- Task goal -
Give a count of the lines below that have the string "color" in them, with no other words.

[A run of records]
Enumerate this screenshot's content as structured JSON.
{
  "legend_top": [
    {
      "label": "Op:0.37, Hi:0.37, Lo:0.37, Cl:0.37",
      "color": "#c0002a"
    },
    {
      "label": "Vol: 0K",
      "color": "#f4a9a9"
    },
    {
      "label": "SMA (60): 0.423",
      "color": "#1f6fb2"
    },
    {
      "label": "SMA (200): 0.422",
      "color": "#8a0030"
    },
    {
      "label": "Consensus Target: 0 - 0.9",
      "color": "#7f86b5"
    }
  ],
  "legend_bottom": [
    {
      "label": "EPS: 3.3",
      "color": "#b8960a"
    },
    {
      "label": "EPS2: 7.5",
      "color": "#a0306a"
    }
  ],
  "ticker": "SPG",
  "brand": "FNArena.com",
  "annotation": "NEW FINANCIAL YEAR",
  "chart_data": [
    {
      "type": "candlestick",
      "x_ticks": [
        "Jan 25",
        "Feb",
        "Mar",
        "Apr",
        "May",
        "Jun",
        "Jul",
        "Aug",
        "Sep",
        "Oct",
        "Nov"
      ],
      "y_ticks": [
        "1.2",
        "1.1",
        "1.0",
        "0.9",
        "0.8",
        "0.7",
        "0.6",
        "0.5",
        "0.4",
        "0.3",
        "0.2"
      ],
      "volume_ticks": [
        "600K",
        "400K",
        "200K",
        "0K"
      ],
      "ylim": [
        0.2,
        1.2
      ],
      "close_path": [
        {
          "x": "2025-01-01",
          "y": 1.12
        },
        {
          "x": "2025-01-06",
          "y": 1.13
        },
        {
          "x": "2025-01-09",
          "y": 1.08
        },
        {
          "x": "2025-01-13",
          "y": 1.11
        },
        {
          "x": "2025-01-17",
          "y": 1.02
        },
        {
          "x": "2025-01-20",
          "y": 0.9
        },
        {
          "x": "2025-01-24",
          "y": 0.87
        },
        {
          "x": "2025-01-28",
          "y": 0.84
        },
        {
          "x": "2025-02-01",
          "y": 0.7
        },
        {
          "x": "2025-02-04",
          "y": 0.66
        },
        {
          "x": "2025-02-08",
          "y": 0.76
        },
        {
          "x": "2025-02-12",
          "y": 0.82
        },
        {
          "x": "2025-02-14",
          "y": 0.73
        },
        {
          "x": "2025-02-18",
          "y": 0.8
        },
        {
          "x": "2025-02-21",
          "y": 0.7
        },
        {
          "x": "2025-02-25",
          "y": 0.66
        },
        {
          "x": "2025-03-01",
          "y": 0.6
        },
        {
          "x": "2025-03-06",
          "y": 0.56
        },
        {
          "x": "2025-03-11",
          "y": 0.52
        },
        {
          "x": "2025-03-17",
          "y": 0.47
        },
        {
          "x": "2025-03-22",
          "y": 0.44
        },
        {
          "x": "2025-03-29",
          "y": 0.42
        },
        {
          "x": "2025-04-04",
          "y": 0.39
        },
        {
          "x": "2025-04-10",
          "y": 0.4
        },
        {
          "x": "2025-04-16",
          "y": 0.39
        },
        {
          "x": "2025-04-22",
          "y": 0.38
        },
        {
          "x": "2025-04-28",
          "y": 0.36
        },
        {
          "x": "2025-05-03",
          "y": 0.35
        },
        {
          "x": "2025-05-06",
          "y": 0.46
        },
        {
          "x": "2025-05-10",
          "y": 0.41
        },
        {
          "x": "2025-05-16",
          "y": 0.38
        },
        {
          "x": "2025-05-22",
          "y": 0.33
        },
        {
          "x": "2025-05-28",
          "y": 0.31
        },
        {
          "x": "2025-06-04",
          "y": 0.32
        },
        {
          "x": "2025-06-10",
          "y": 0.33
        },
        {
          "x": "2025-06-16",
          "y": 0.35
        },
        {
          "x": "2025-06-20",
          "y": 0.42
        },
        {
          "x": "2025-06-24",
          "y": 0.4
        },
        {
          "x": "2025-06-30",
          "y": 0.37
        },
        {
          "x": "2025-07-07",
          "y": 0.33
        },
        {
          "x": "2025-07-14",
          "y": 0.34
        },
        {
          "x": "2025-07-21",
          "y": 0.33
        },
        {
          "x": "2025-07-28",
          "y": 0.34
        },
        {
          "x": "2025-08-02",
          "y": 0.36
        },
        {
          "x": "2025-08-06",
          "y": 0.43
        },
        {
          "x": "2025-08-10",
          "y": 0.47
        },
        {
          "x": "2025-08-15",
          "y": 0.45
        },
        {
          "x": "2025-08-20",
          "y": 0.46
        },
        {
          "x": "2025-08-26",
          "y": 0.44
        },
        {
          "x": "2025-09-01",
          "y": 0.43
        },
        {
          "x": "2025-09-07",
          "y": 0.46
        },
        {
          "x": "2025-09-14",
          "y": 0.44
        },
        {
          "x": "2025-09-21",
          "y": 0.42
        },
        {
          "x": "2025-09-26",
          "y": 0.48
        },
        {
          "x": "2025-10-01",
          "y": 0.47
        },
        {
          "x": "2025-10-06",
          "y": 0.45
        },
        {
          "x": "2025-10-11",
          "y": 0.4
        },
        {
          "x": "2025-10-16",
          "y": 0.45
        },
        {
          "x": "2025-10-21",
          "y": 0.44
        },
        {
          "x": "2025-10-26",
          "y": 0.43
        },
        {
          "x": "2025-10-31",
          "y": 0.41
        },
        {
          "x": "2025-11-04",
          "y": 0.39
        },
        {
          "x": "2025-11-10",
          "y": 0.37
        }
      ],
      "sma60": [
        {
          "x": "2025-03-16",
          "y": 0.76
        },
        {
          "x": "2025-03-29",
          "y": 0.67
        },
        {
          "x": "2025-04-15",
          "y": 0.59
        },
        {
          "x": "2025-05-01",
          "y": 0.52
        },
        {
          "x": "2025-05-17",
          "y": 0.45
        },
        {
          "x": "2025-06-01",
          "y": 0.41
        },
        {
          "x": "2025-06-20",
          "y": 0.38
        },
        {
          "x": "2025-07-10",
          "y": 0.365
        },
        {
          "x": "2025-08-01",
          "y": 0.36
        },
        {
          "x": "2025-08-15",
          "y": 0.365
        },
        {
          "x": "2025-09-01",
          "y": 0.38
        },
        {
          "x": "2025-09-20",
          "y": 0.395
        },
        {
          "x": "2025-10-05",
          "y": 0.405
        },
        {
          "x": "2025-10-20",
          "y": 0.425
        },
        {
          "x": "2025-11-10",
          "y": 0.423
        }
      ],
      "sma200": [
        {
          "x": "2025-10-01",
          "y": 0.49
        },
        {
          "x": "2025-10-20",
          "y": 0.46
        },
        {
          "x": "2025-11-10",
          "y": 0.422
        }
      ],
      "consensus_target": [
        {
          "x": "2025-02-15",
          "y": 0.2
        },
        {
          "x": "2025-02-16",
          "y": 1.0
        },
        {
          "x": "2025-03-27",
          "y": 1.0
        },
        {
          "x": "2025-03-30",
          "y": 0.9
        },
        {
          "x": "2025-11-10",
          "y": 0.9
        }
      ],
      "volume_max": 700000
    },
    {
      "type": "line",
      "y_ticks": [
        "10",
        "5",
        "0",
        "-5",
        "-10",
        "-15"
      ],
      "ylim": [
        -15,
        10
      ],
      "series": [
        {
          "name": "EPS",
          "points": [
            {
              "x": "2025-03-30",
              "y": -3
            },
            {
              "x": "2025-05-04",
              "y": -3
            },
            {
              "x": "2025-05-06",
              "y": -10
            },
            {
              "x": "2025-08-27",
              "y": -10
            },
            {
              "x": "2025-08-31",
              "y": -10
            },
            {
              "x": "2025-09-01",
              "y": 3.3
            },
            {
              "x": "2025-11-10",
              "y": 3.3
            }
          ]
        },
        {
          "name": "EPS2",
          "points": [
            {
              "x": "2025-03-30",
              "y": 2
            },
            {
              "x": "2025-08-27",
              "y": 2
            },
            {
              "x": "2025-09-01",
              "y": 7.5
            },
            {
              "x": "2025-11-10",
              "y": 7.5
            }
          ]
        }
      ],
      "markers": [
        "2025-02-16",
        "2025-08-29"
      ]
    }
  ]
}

- Correct result -
7